GOAL:
From the listing below, copy every line with the word "carrier".

[Stored data entries]
════════════════════

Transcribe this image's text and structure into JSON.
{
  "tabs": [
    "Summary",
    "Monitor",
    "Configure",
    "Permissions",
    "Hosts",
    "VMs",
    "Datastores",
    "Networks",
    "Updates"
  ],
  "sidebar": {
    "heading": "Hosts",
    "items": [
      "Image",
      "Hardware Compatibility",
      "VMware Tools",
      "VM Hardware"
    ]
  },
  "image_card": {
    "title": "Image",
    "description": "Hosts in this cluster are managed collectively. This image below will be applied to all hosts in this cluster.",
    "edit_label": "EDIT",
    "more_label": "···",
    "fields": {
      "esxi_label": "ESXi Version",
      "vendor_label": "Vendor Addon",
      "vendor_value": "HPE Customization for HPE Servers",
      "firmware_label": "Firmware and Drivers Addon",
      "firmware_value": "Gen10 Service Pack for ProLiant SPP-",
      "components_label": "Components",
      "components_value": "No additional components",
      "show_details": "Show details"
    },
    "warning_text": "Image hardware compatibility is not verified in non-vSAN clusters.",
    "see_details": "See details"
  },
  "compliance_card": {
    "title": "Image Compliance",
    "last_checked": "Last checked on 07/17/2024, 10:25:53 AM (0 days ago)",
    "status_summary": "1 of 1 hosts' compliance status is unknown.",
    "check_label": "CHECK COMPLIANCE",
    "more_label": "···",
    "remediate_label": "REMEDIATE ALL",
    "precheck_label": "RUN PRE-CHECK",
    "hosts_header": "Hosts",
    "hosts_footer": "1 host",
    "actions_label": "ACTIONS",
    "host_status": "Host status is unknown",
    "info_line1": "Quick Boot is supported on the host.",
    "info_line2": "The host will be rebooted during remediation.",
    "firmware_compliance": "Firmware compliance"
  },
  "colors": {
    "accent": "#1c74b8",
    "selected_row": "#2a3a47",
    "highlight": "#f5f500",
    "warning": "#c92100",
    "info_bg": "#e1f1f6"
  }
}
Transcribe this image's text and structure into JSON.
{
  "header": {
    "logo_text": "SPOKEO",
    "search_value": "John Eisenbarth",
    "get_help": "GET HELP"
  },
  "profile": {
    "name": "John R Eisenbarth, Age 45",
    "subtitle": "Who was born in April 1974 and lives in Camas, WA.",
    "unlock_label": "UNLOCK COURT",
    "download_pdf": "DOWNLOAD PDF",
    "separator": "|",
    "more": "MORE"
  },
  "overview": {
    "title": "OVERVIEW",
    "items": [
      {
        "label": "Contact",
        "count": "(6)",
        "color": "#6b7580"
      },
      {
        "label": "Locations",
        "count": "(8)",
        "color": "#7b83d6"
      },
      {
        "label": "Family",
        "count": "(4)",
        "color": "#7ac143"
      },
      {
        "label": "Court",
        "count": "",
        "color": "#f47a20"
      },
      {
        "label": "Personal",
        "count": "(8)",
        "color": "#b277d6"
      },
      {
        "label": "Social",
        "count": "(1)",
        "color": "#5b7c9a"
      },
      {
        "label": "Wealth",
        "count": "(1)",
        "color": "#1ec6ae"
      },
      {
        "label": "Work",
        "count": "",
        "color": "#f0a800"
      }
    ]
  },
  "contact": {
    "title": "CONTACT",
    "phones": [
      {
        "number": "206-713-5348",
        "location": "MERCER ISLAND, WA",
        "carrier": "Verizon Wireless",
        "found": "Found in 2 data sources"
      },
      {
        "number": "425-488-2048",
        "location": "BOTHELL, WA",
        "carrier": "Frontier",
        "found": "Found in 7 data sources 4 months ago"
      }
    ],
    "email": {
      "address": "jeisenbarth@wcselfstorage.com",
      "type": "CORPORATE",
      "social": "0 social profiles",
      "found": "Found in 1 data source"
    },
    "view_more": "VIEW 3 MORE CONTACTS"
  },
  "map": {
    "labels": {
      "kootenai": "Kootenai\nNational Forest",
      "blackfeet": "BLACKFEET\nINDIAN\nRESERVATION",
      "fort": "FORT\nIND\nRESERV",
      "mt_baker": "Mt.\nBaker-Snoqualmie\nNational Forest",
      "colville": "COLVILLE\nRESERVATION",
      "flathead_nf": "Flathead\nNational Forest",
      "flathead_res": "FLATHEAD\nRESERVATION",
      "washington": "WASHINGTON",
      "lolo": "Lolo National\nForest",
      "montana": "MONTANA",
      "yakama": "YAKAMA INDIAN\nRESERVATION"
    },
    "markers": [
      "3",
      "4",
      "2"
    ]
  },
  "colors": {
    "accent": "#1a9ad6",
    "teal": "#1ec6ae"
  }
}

════════════════════

ANSWER TO THE EXERCISE:
        "carrier": "Verizon Wireless",
        "carrier": "Frontier",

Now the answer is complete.